DIRECTIVE:
Report the number of lines that include "large", with no additional text.

------ DATA SUPPLIED

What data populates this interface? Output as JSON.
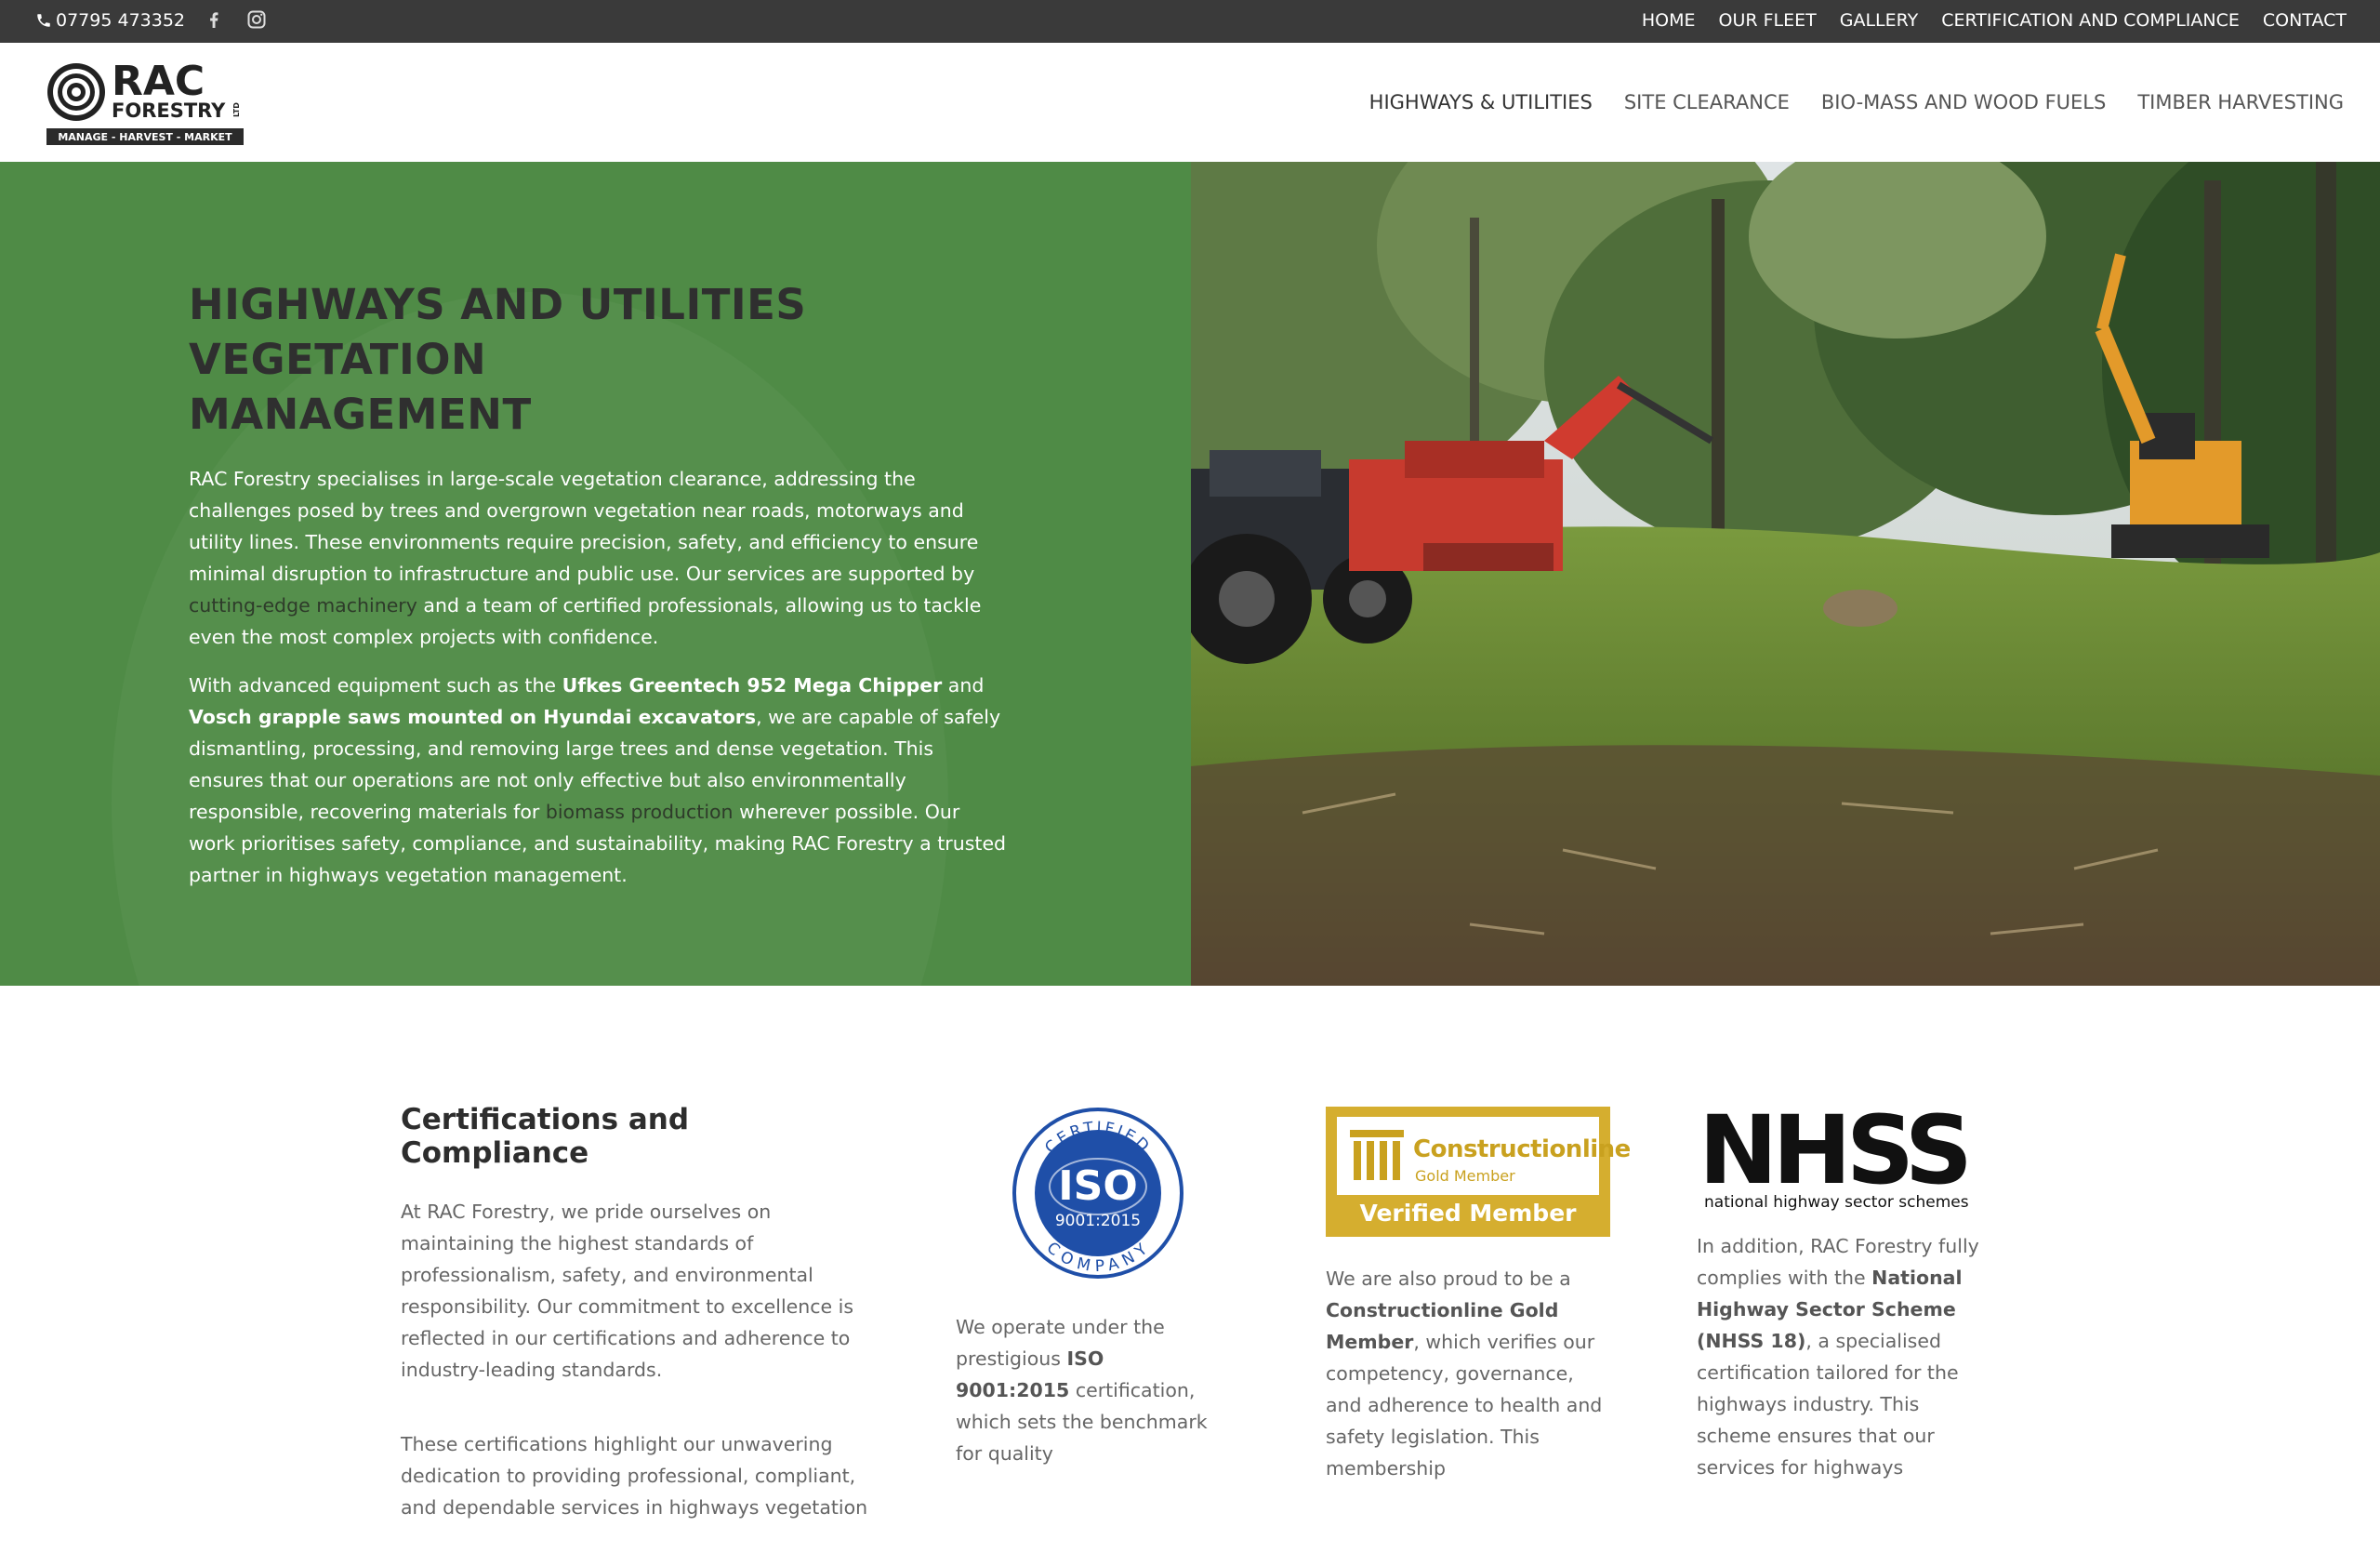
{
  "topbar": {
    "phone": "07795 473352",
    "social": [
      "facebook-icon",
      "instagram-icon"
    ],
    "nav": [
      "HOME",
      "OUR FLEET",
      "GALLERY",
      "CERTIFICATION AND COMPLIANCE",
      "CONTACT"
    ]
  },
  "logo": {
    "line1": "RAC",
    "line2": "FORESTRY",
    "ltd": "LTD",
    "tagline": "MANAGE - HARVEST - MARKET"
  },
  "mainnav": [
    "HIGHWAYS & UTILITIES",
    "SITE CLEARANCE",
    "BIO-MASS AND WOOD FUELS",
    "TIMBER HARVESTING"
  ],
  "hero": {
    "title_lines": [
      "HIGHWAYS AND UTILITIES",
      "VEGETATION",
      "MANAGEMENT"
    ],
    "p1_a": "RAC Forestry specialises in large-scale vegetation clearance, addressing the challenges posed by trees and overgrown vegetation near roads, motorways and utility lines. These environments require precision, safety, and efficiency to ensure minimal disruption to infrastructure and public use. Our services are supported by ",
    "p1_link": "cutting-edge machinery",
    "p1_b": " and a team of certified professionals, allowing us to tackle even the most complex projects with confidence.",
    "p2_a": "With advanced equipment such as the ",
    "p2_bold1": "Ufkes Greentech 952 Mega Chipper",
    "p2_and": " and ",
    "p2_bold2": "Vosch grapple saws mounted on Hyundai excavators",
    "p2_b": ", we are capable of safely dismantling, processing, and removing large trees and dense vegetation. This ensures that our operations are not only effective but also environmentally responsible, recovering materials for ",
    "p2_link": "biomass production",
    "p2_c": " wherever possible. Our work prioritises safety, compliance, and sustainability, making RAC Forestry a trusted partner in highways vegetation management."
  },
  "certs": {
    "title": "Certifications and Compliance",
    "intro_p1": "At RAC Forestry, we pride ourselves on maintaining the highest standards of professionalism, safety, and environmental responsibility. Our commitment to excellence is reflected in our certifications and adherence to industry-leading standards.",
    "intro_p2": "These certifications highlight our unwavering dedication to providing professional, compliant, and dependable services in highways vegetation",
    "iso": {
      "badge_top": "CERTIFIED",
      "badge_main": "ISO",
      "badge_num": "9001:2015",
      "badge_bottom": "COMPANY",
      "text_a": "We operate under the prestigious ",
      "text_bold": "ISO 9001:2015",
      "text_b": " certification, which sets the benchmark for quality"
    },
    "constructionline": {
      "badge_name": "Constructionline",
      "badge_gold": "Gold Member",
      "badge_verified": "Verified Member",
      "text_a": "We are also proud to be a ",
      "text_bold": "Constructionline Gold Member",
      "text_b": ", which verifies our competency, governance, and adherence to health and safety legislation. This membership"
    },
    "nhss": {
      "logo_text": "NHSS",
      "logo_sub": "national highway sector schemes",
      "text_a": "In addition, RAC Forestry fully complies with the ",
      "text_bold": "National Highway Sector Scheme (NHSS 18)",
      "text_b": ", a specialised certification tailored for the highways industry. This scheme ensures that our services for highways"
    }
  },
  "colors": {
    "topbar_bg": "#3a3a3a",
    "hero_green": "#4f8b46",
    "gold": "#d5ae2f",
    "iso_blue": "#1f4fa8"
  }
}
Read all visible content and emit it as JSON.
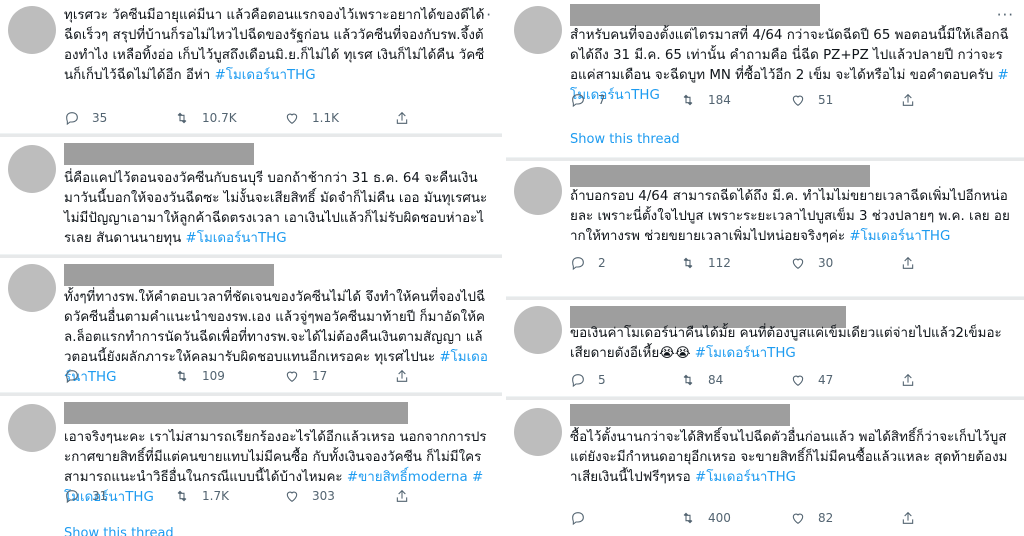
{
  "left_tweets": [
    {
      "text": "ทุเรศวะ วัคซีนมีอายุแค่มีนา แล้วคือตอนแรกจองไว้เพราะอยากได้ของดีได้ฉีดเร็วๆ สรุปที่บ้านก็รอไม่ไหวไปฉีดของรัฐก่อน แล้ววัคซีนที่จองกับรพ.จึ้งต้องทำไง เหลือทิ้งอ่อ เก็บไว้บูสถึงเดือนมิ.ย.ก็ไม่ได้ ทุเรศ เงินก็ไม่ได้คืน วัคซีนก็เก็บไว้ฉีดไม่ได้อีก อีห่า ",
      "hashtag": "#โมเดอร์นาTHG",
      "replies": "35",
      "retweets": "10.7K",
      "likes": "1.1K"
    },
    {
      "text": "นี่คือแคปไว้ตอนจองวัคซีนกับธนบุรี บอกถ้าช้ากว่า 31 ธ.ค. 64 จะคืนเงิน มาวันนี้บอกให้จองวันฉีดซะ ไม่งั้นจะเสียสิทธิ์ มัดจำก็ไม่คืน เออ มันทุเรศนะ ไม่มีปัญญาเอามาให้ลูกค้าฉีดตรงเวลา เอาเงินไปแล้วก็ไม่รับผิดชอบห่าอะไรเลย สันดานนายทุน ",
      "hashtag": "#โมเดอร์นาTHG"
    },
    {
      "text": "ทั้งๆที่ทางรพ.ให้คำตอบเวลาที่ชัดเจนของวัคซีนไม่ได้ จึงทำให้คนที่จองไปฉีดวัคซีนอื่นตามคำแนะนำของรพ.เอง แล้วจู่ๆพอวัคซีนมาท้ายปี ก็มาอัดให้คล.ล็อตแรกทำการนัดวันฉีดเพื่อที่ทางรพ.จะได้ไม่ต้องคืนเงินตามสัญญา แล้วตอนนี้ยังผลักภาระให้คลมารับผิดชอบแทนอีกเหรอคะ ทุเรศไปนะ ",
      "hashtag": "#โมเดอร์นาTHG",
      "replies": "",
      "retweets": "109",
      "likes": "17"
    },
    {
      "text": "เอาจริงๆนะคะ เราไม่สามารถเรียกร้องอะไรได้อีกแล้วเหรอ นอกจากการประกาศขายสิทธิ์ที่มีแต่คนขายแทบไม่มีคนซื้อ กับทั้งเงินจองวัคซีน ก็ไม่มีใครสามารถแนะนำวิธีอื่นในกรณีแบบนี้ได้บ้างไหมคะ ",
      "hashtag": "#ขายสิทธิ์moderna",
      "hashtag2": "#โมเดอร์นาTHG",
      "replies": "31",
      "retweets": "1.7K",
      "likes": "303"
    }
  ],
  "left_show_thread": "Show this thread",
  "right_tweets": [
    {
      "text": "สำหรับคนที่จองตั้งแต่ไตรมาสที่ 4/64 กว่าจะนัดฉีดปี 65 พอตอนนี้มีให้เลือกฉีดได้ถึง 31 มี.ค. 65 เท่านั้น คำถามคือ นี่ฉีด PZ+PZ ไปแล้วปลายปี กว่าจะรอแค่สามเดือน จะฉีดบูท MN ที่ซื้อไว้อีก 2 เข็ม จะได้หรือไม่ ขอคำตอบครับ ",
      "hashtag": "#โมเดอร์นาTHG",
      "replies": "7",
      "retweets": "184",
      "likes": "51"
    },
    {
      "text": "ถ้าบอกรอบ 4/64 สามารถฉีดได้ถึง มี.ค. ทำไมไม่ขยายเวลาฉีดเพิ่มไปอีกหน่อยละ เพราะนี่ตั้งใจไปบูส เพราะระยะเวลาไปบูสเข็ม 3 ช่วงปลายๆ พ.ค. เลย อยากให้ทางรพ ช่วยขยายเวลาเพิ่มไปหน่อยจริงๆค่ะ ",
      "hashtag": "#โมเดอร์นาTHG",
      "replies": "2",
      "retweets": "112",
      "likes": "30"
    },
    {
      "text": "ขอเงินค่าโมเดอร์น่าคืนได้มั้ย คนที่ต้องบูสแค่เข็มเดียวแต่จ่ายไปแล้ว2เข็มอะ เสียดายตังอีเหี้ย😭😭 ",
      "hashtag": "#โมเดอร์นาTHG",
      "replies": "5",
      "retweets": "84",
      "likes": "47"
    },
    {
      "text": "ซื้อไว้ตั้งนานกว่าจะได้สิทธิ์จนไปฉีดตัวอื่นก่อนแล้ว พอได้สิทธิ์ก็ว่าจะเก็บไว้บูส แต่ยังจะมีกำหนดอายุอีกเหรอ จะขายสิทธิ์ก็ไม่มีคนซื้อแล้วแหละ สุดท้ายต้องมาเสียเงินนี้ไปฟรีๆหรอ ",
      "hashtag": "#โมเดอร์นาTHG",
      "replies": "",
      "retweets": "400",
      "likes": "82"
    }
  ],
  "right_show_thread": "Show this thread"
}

------------

TASK RESULT:
2